OBJECTIVE:
All lines from the one containing "Extract the structured" through the final line of the records below should be reproduced exactly, with the pictures left out.

SUPPLIED MATERIAL:
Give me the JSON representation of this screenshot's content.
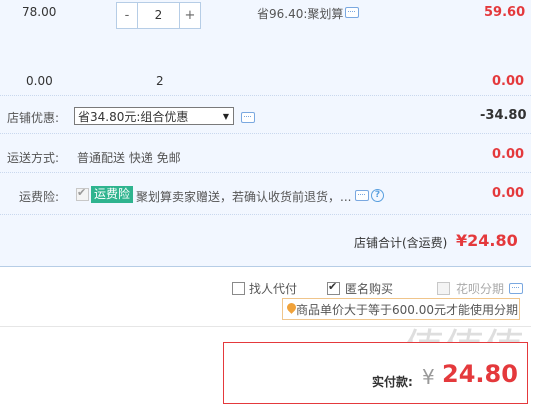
{
  "item_row": {
    "unit_price": "78.00",
    "qty_minus": "-",
    "qty_value": "2",
    "qty_plus": "+",
    "promo": "省96.40:聚划算",
    "subtotal": "59.60"
  },
  "summary_row": {
    "unit_price": "0.00",
    "qty": "2",
    "subtotal": "0.00"
  },
  "shop_discount": {
    "label": "店铺优惠:",
    "selected": "省34.80元:组合优惠",
    "amount": "-34.80"
  },
  "shipping": {
    "label": "运送方式:",
    "method": "普通配送 快递 免邮",
    "amount": "0.00"
  },
  "insurance": {
    "label": "运费险:",
    "tag": "运费险",
    "text": "聚划算卖家赠送，若确认收货前退货，...",
    "amount": "0.00"
  },
  "shop_total": {
    "label": "店铺合计(含运费)",
    "value": "¥24.80"
  },
  "options": {
    "proxy_pay": "找人代付",
    "anonymous": "匿名购买",
    "installment": "花呗分期"
  },
  "tip": "商品单价大于等于600.00元才能使用分期",
  "payment": {
    "label": "实付款:",
    "currency": "¥",
    "value": "24.80"
  },
  "watermark": "值值值",
  "colors": {
    "accent_red": "#e4393c",
    "panel_blue": "#f2f7ff",
    "tag_green": "#2fb48f"
  }
}
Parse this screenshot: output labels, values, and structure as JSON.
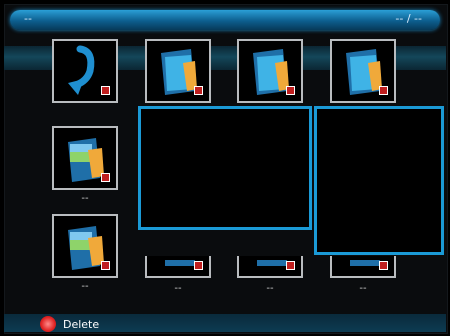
{
  "header": {
    "title": "--",
    "page_indicator": "-- / --"
  },
  "grid": {
    "items": [
      {
        "icon": "back-arrow-icon"
      },
      {
        "icon": "folder-icon"
      },
      {
        "icon": "folder-icon"
      },
      {
        "icon": "folder-icon"
      },
      {
        "icon": "photo-folder-icon",
        "caption": "--"
      },
      {
        "icon": "photo-folder-icon",
        "caption": "--"
      },
      {
        "icon": "thumbnail-icon",
        "caption": "--"
      },
      {
        "icon": "thumbnail-icon",
        "caption": "--"
      },
      {
        "icon": "thumbnail-icon",
        "caption": "--"
      }
    ]
  },
  "footer": {
    "delete_label": "Delete"
  },
  "colors": {
    "accent": "#1b9ad6",
    "delete": "#e02323"
  }
}
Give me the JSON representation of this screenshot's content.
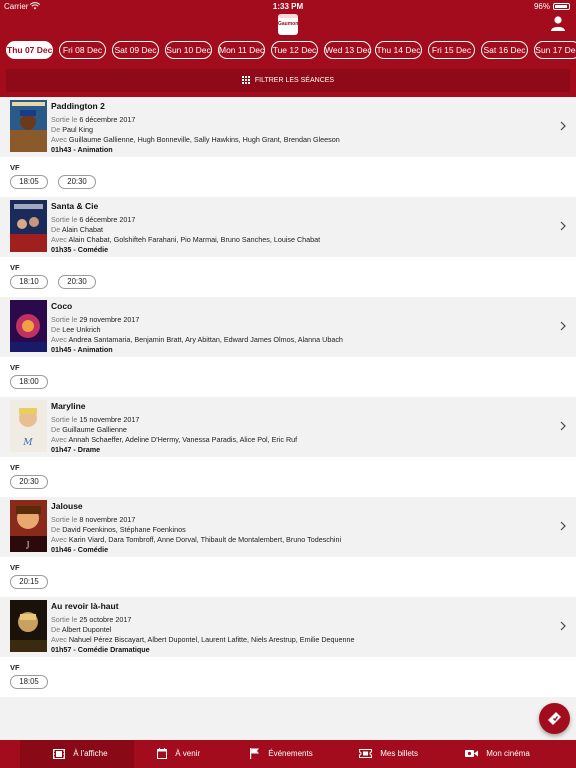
{
  "status": {
    "carrier": "Carrier",
    "time": "1:33 PM",
    "battery": "96%"
  },
  "header": {
    "logo_text": "Gaumont"
  },
  "tabs": [
    "Thu 07 Dec",
    "Fri 08 Dec",
    "Sat 09 Dec",
    "Sun 10 Dec",
    "Mon 11 Dec",
    "Tue 12 Dec",
    "Wed 13 Dec",
    "Thu 14 Dec",
    "Fri 15 Dec",
    "Sat 16 Dec",
    "Sun 17 Dec"
  ],
  "filter": {
    "label": "FILTRER LES SÉANCES"
  },
  "labels": {
    "release": "Sortie le",
    "by": "De",
    "with": "Avec",
    "version": "VF"
  },
  "movies": [
    {
      "title": "Paddington 2",
      "release": "6 décembre 2017",
      "director": "Paul King",
      "cast": "Guillaume Gallienne,  Hugh Bonneville,  Sally Hawkins,  Hugh Grant,  Brendan Gleeson",
      "meta": "01h43 - Animation",
      "times": [
        "18:05",
        "20:30"
      ]
    },
    {
      "title": "Santa & Cie",
      "release": "6 décembre 2017",
      "director": "Alain Chabat",
      "cast": "Alain Chabat,  Golshifteh Farahani,  Pio Marmai,  Bruno Sanches,  Louise Chabat",
      "meta": "01h35 - Comédie",
      "times": [
        "18:10",
        "20:30"
      ]
    },
    {
      "title": "Coco",
      "release": "29 novembre 2017",
      "director": "Lee Unkrich",
      "cast": "Andrea Santamaria,  Benjamin Bratt,  Ary Abittan,  Edward James Olmos,  Alanna Ubach",
      "meta": "01h45 - Animation",
      "times": [
        "18:00"
      ]
    },
    {
      "title": "Maryline",
      "release": "15 novembre 2017",
      "director": "Guillaume Gallienne",
      "cast": "Annah Schaeffer,  Adeline D'Hermy,  Vanessa Paradis,  Alice Pol,  Eric Ruf",
      "meta": "01h47 - Drame",
      "times": [
        "20:30"
      ]
    },
    {
      "title": "Jalouse",
      "release": "8 novembre 2017",
      "director": "David Foenkinos,  Stéphane Foenkinos",
      "cast": "Karin Viard,  Dara Tombroff,  Anne Dorval,  Thibault de Montalembert,  Bruno Todeschini",
      "meta": "01h46 - Comédie",
      "times": [
        "20:15"
      ]
    },
    {
      "title": "Au revoir là-haut",
      "release": "25 octobre 2017",
      "director": "Albert Dupontel",
      "cast": "Nahuel Pérez Biscayart,  Albert Dupontel,  Laurent Lafitte,  Niels Arestrup,  Emilie Dequenne",
      "meta": "01h57 - Comédie Dramatique",
      "times": [
        "18:05"
      ]
    }
  ],
  "nav": [
    "À l'affiche",
    "À venir",
    "Événements",
    "Mes billets",
    "Mon cinéma"
  ],
  "colors": {
    "brand": "#a20c1c",
    "brand_dark": "#8e0a18"
  }
}
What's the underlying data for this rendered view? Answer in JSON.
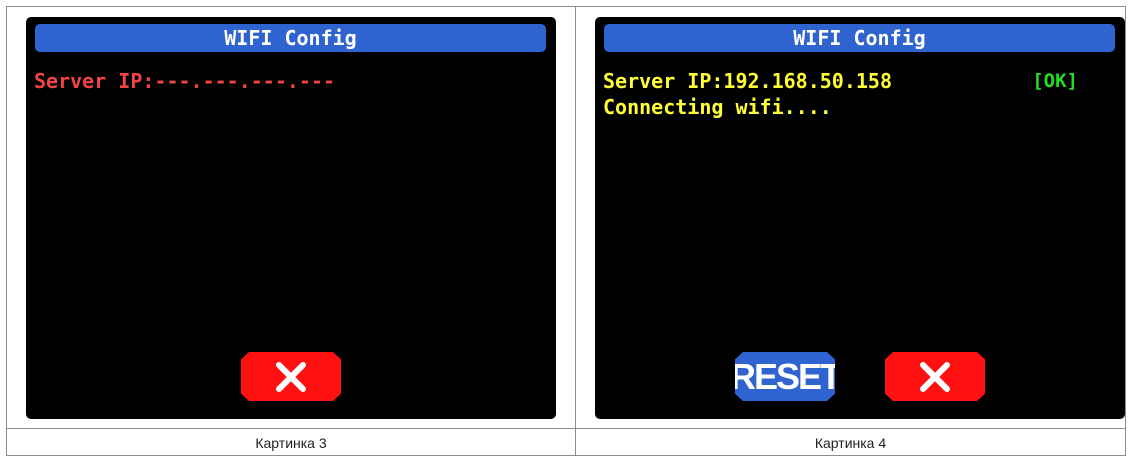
{
  "panels": [
    {
      "title": "WIFI Config",
      "lines": [
        "Server IP:---.---.---.---"
      ],
      "caption": "Картинка 3",
      "close_icon": "x-icon"
    },
    {
      "title": "WIFI Config",
      "lines": [
        "Server IP:192.168.50.158",
        "Connecting wifi...."
      ],
      "status": "[OK]",
      "reset_label": "RESET",
      "caption": "Картинка 4",
      "close_icon": "x-icon"
    }
  ],
  "colors": {
    "screen_bg": "#000000",
    "title_bar": "#2f63d0",
    "error_text": "#f14545",
    "info_text": "#ffff33",
    "ok_text": "#22dd22",
    "close_button": "#ff1111",
    "reset_button": "#2f63d0"
  }
}
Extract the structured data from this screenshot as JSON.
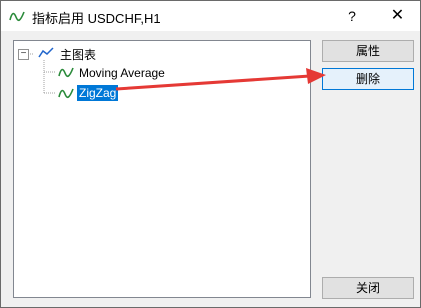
{
  "window": {
    "title": "指标启用 USDCHF,H1",
    "help_label": "?",
    "close_label": "✕"
  },
  "tree": {
    "root": {
      "label": "主图表",
      "expander": "−"
    },
    "children": [
      {
        "label": "Moving Average",
        "selected": false
      },
      {
        "label": "ZigZag",
        "selected": true
      }
    ]
  },
  "buttons": {
    "properties": "属性",
    "delete": "删除",
    "close": "关闭"
  },
  "colors": {
    "selection": "#0078d7",
    "annotation_arrow": "#e53935"
  }
}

FINAL ANSWER:
Extract the structured data from this screenshot as JSON.
{
  "window": {
    "title": "指标启用 USDCHF,H1",
    "help_label": "?",
    "close_label": "✕"
  },
  "tree": {
    "root": {
      "label": "主图表",
      "expander": "−"
    },
    "children": [
      {
        "label": "Moving Average",
        "selected": false
      },
      {
        "label": "ZigZag",
        "selected": true
      }
    ]
  },
  "buttons": {
    "properties": "属性",
    "delete": "删除",
    "close": "关闭"
  },
  "colors": {
    "selection": "#0078d7",
    "annotation_arrow": "#e53935"
  }
}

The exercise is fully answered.